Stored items
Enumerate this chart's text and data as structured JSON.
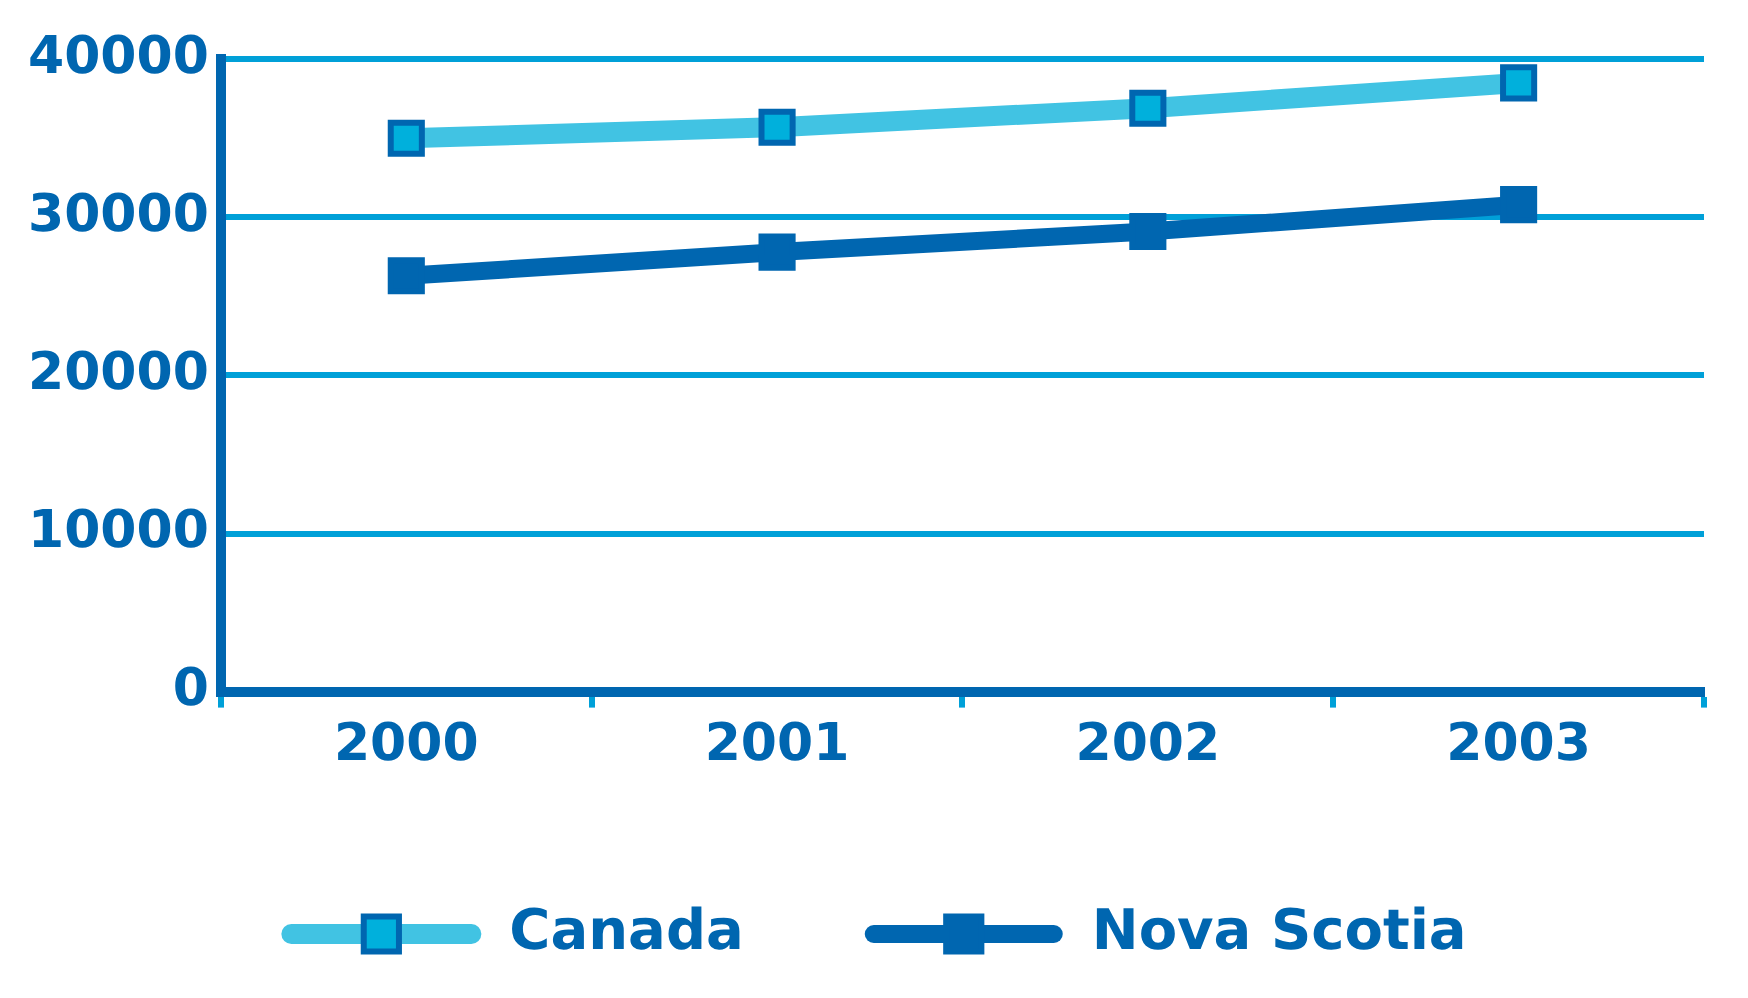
{
  "chart_data": {
    "type": "line",
    "categories": [
      "2000",
      "2001",
      "2002",
      "2003"
    ],
    "series": [
      {
        "name": "Canada",
        "color": "#41c3e3",
        "values": [
          35000,
          35700,
          36900,
          38500
        ]
      },
      {
        "name": "Nova Scotia",
        "color": "#0066b0",
        "values": [
          26300,
          27800,
          29100,
          30800
        ]
      }
    ],
    "ylim": [
      0,
      40000
    ],
    "yticks": [
      0,
      10000,
      20000,
      30000,
      40000
    ],
    "grid": "y",
    "legend": "bottom",
    "marker": "square",
    "line_style": "solid"
  }
}
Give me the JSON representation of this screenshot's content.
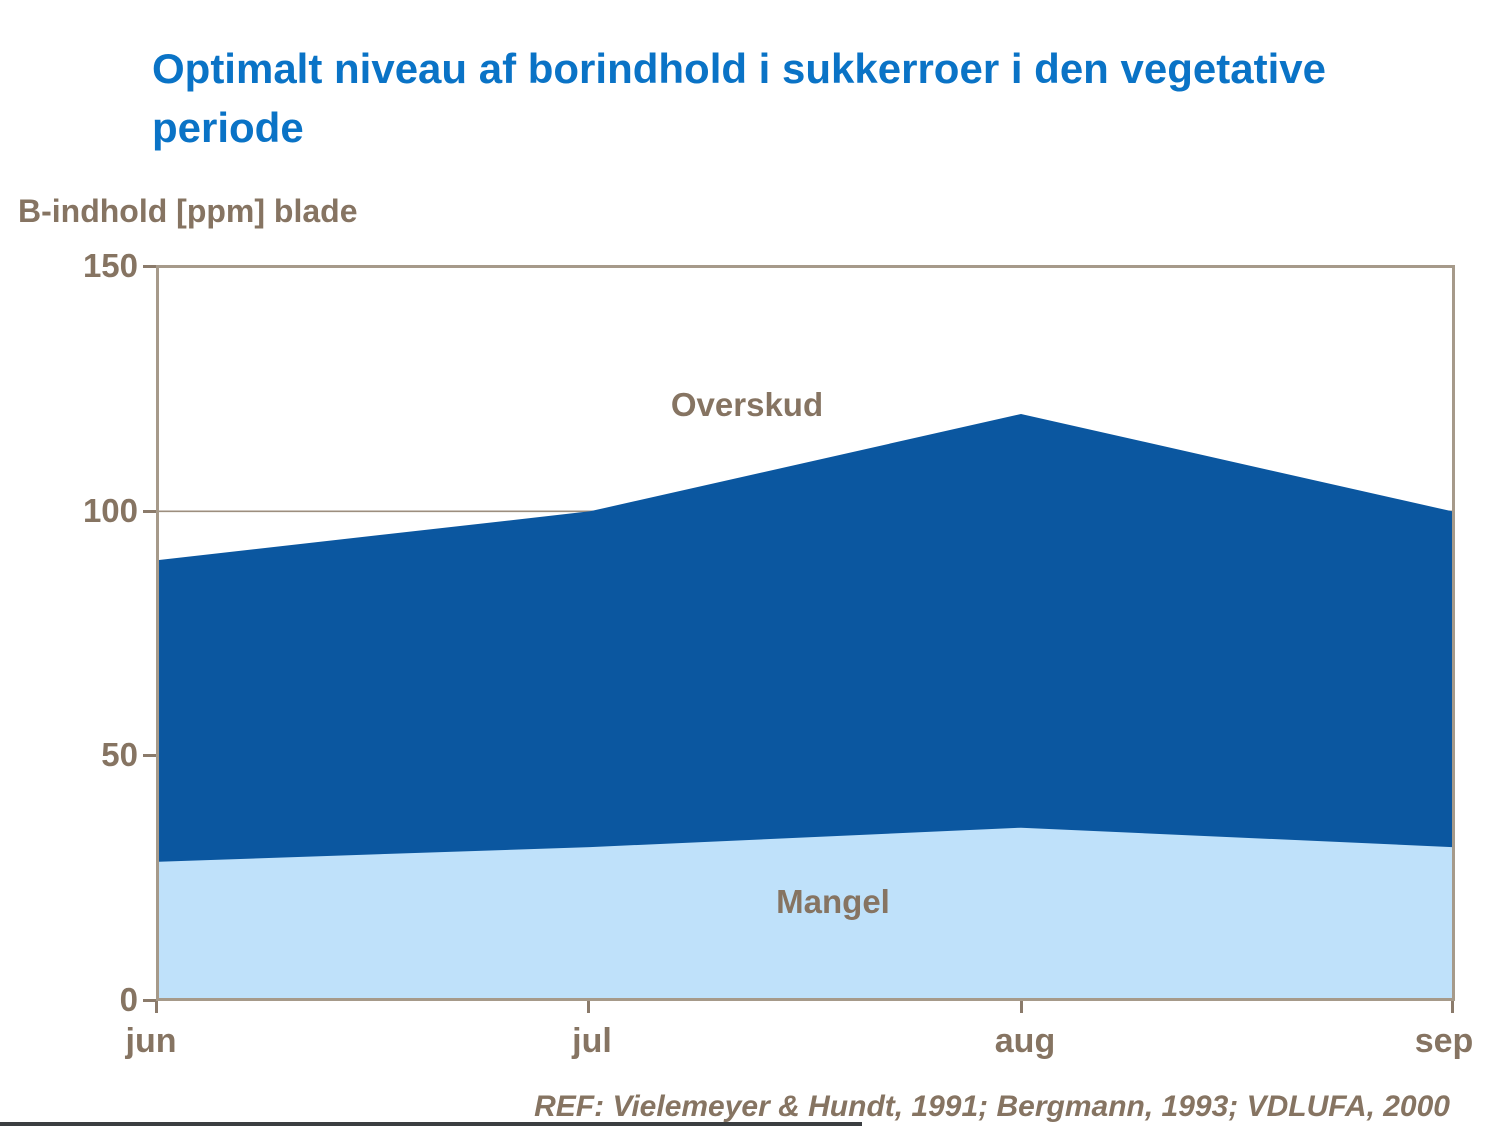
{
  "page": {
    "title": "Optimalt niveau af borindhold i sukkerroer i den vegetative periode",
    "ref": "REF: Vielemeyer & Hundt, 1991; Bergmann, 1993; VDLUFA, 2000"
  },
  "colors": {
    "title_blue": "#0a73c6",
    "area_dark": "#0b57a0",
    "area_light": "#bfe1fa",
    "axis_text": "#867462",
    "frame": "#a69a8a",
    "gridline": "#9c8e7e",
    "tick": "#8b7b6b",
    "footer_line": "#3b3e41"
  },
  "chart_data": {
    "type": "area",
    "ylabel": "B-indhold [ppm] blade",
    "x": [
      "jun",
      "jul",
      "aug",
      "sep"
    ],
    "series": [
      {
        "name": "mangel_upper_boundary",
        "zone_below": "Mangel",
        "values": [
          28,
          31,
          35,
          31
        ]
      },
      {
        "name": "optimal_upper_boundary",
        "zone_above": "Overskud",
        "values": [
          90,
          100,
          120,
          100
        ]
      }
    ],
    "zone_labels": {
      "upper": "Overskud",
      "lower": "Mangel"
    },
    "yticks": [
      150,
      100,
      50,
      0
    ],
    "ylim": [
      0,
      150
    ],
    "gridlines": [
      100
    ],
    "legend": "none",
    "grid": "horizontal-at-100-only"
  }
}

Exercise details
Where a line in the entries holds the word "JSON", copy that line.

Finished answer
Enumerate this chart's text and data as structured JSON.
Give me the JSON representation of this screenshot's content.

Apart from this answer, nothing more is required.